| What you have to do |
Examine the entries and show every line in which the word "having" is found.

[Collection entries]
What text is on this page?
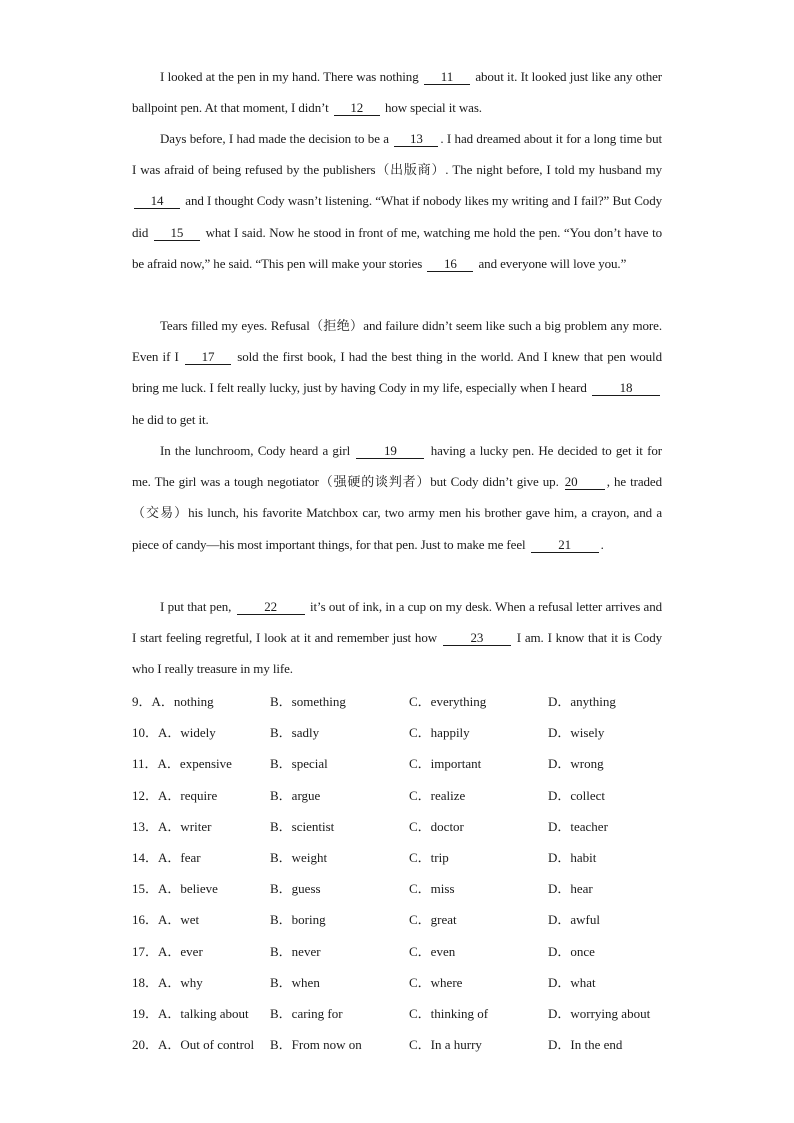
I looked at the pen in my hand. There was nothing 11 about it. It looked just like any other ballpoint pen. At that moment, I didn’t 12 how special it was.
Days before, I had made the decision to be a 13 . I had dreamed about it for a long time but I was afraid of being refused by the publishers（出版商）. The night before, I told my husband my 14 and I thought Cody wasn’t listening. “What if nobody likes my writing and I fail?” But Cody did 15 what I said. Now he stood in front of me, watching me hold the pen. “You don’t have to be afraid now,” he said. “This pen will make your stories 16 and everyone will love you.”
Tears filled my eyes. Refusal（拒绝）and failure didn’t seem like such a big problem any more. Even if I 17 sold the first book, I had the best thing in the world. And I knew that pen would bring me luck. I felt really lucky, just by having Cody in my life, especially when I heard	18 he did to get it.
In the lunchroom, Cody heard a girl	19	having a lucky pen. He decided to get it for me. The girl was a tough negotiator（强硬的谈判者）but Cody didn’t give up. 20 , he traded（交易）his lunch, his favorite Matchbox car, two army men his brother gave him, a crayon, and a piece of candy—his most important things, for that pen. Just to make me feel	21 .
I put that pen,	22	it’s out of ink, in a cup on my desk. When a refusal letter arrives and I start feeling regretful, I look at it and remember just how	23	I am. I know that it is Cody who I really treasure in my life.
9．A．nothing	B．something	C．everything	D．anything
10．A．widely	B．sadly	C．happily	D．wisely
11．A．expensive	B．special	C．important	D．wrong
12．A．require	B．argue	C．realize	D．collect
13．A．writer	B．scientist	C．doctor	D．teacher
14．A．fear	B．weight	C．trip	D．habit
15．A．believe	B．guess	C．miss	D．hear
16．A．wet	B．boring	C．great	D．awful
17．A．ever	B．never	C．even	D．once
18．A．why	B．when	C．where	D．what
19．A．talking about B．caring for	C．thinking of	D．worrying about
20．A．Out of control B．From now on	C．In a hurry	D．In the end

| Solution to this exercise |
Tears filled my eyes. Refusal（拒绝）and failure didn’t seem like such a big problem any more. Even if I 17 sold the first book, I had the best thing in the world. And I knew that pen would bring me luck. I felt really lucky, just by having Cody in my life, especially when I heard	18 he did to get it.
In the lunchroom, Cody heard a girl	19	having a lucky pen. He decided to get it for me. The girl was a tough negotiator（强硬的谈判者）but Cody didn’t give up. 20 , he traded（交易）his lunch, his favorite Matchbox car, two army men his brother gave him, a crayon, and a piece of candy—his most important things, for that pen. Just to make me feel	21 .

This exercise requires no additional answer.